-- Given request --
Rename "scatter-point" to "data-point" in the data lines starting at the line containing "scatter-point (352, 626, 367, 641)" and ending at the line containing "y-tick-label: $750,000 (1066, 201, 1187, 233)", and write out only those lines with nothing else changed.

Records in a dataset
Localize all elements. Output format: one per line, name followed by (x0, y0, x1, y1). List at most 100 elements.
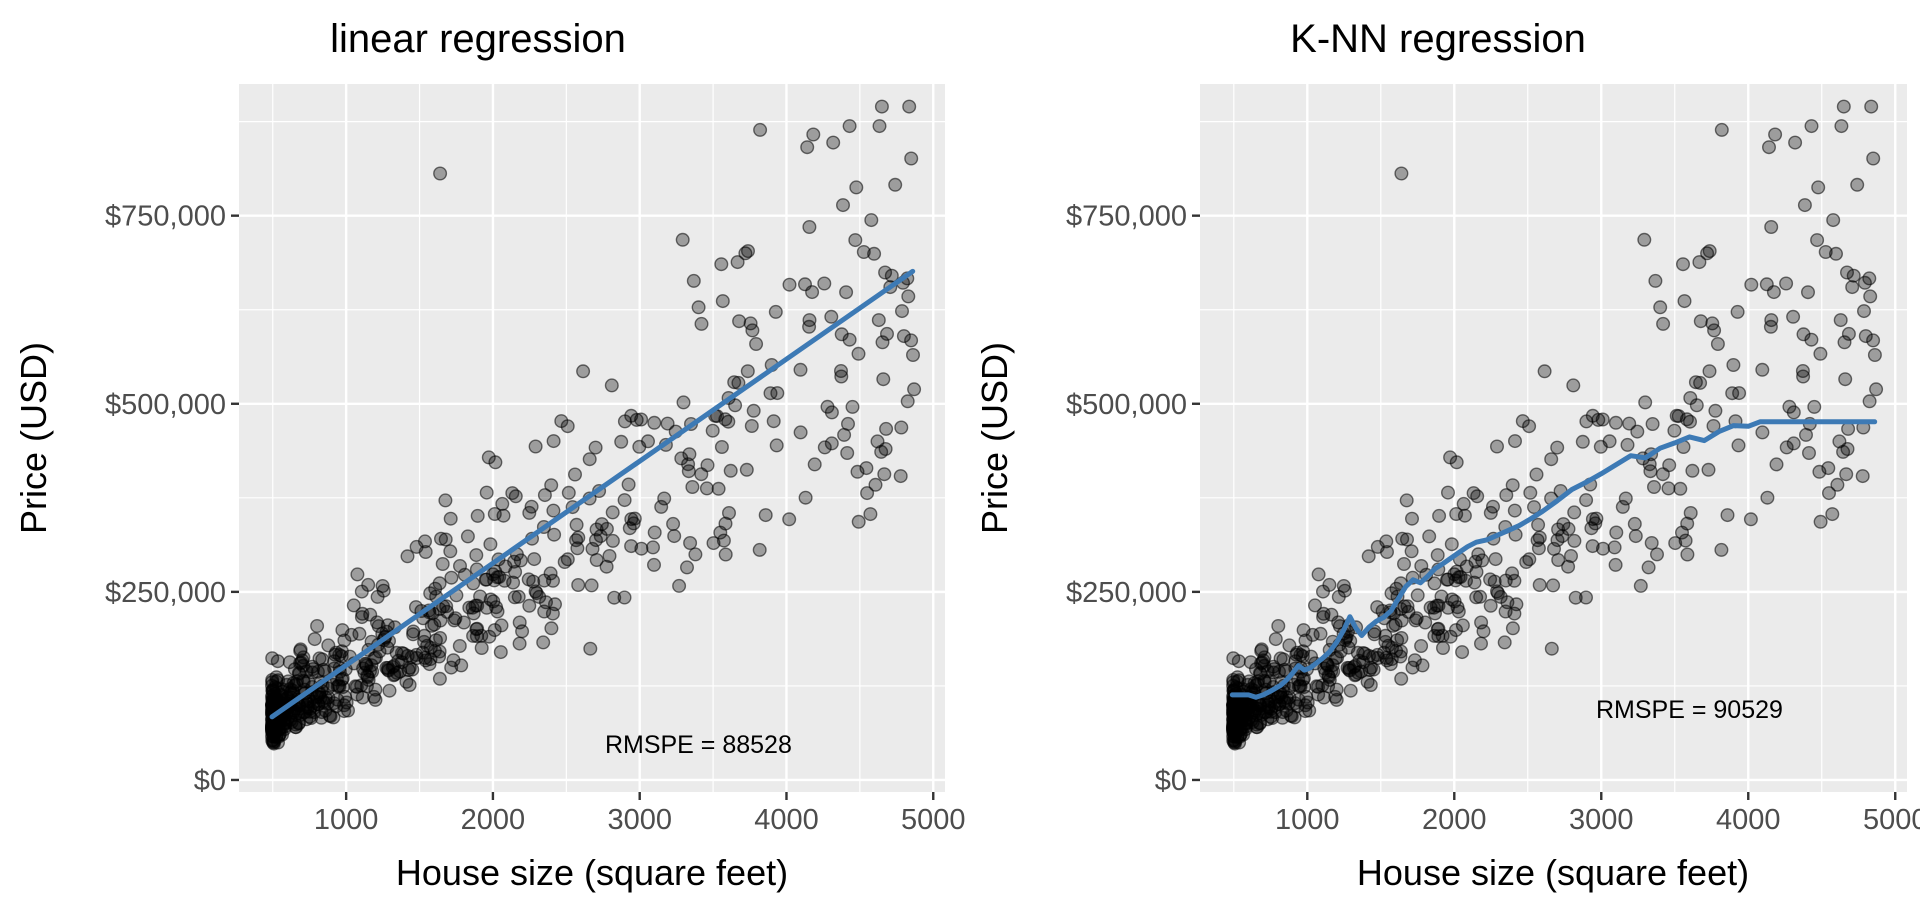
scatter-point (352, 626, 367, 641)
scatter-point (1311, 567, 1326, 582)
scatter-point (893, 469, 908, 484)
scatter-point (536, 635, 551, 650)
scatter-point (1532, 530, 1547, 545)
scatter-point (782, 277, 797, 292)
chart-title: linear regression (330, 17, 626, 61)
scatter-point (1693, 314, 1708, 329)
scatter-point (1379, 650, 1394, 665)
scatter-point (1483, 598, 1498, 613)
scatter-point (1584, 521, 1599, 536)
scatter-point (1866, 151, 1881, 166)
scatter-point (539, 595, 554, 610)
scatter-point (647, 525, 662, 540)
y-tick-label: $250,000 (105, 577, 226, 609)
scatter-point (1644, 536, 1659, 551)
scatter-point (732, 314, 747, 329)
scatter-point (1561, 559, 1576, 574)
y-tick-label: $750,000 (1066, 201, 1187, 233)
scatter-point (1685, 463, 1700, 478)
scatter-point (1797, 198, 1812, 213)
scatter-point (1429, 598, 1444, 613)
scatter-point (1653, 300, 1668, 315)
scatter-point (1415, 658, 1430, 673)
scatter-point (438, 532, 453, 547)
scatter-point (654, 499, 669, 514)
scatter-point (1786, 405, 1801, 420)
scatter-point (1648, 273, 1663, 288)
scatter-point (470, 621, 485, 636)
scatter-point (688, 547, 703, 562)
scatter-point (469, 629, 484, 644)
scatter-point (1563, 549, 1578, 564)
scatter-point (749, 337, 764, 352)
scatter-point (728, 398, 743, 413)
x-tick-label: 5000 (1863, 804, 1920, 836)
scatter-point (418, 650, 433, 665)
scatter-point (681, 457, 696, 472)
x-tick-label: 4000 (1716, 804, 1781, 836)
scatter-point (894, 420, 909, 435)
scatter-point (418, 534, 433, 549)
scatter-point (546, 434, 561, 449)
scatter-point (1637, 232, 1652, 247)
scatter-point (1261, 699, 1276, 714)
scatter-point (824, 405, 839, 420)
scatter-point (1487, 574, 1502, 589)
scatter-point (714, 440, 729, 455)
scatter-point (1855, 469, 1870, 484)
scatter-point (1370, 647, 1385, 662)
scatter-point (310, 619, 325, 634)
scatter-point (1795, 364, 1810, 379)
scatter-point (1551, 553, 1566, 568)
scatter-point (842, 119, 857, 134)
scatter-point (1669, 408, 1684, 423)
scatter-point (768, 304, 783, 319)
scatter-point (583, 641, 598, 656)
scatter-point (1838, 372, 1853, 387)
scatter-point (877, 467, 892, 482)
scatter-point (1673, 481, 1688, 496)
scatter-point (802, 319, 817, 334)
scatter-point (544, 621, 559, 636)
scatter-point (805, 285, 820, 300)
scatter-point (1568, 590, 1583, 605)
scatter-point (307, 632, 322, 647)
scatter-point (300, 699, 315, 714)
scatter-point (1505, 621, 1520, 636)
scatter-point (1315, 584, 1330, 599)
scatter-point (1370, 600, 1385, 615)
scatter-point (1253, 666, 1268, 681)
scatter-point (694, 316, 709, 331)
scatter-point (1649, 547, 1664, 562)
scatter-point (1431, 629, 1446, 644)
scatter-point (1292, 678, 1307, 693)
scatter-point (488, 455, 503, 470)
scatter-point (876, 372, 891, 387)
scatter-point (1768, 127, 1783, 142)
scatter-point (1779, 440, 1794, 455)
scatter-point (282, 655, 297, 670)
y-tick-label: $0 (194, 765, 226, 797)
scatter-point (1505, 478, 1520, 493)
scatter-point (588, 440, 603, 455)
scatter-point (1609, 525, 1624, 540)
scatter-point (508, 565, 523, 580)
scatter-point (1786, 309, 1801, 324)
scatter-point (1818, 244, 1833, 259)
scatter-point (434, 531, 449, 546)
scatter-point (617, 493, 632, 508)
scatter-point (1710, 337, 1725, 352)
scatter-point (758, 508, 773, 523)
scatter-point (1674, 525, 1689, 540)
scatter-point (1667, 423, 1682, 438)
scatter-point (1628, 529, 1643, 544)
scatter-point (496, 508, 511, 523)
scatter-point (753, 122, 768, 137)
scatter-point (1646, 480, 1661, 495)
x-tick-label: 4000 (754, 804, 819, 836)
scatter-point (782, 512, 797, 527)
scatter-point (1608, 557, 1623, 572)
scatter-point (634, 541, 649, 556)
scatter-point (329, 645, 344, 660)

-- Exercise response --
data-point (352, 626, 367, 641)
data-point (1311, 567, 1326, 582)
data-point (893, 469, 908, 484)
data-point (536, 635, 551, 650)
data-point (1532, 530, 1547, 545)
data-point (782, 277, 797, 292)
chart-title: linear regression (330, 17, 626, 61)
data-point (1693, 314, 1708, 329)
data-point (1379, 650, 1394, 665)
data-point (1483, 598, 1498, 613)
data-point (1584, 521, 1599, 536)
data-point (1866, 151, 1881, 166)
data-point (539, 595, 554, 610)
data-point (647, 525, 662, 540)
y-tick-label: $250,000 (105, 577, 226, 609)
data-point (1644, 536, 1659, 551)
data-point (732, 314, 747, 329)
data-point (1561, 559, 1576, 574)
y-tick-label: $750,000 (1066, 201, 1187, 233)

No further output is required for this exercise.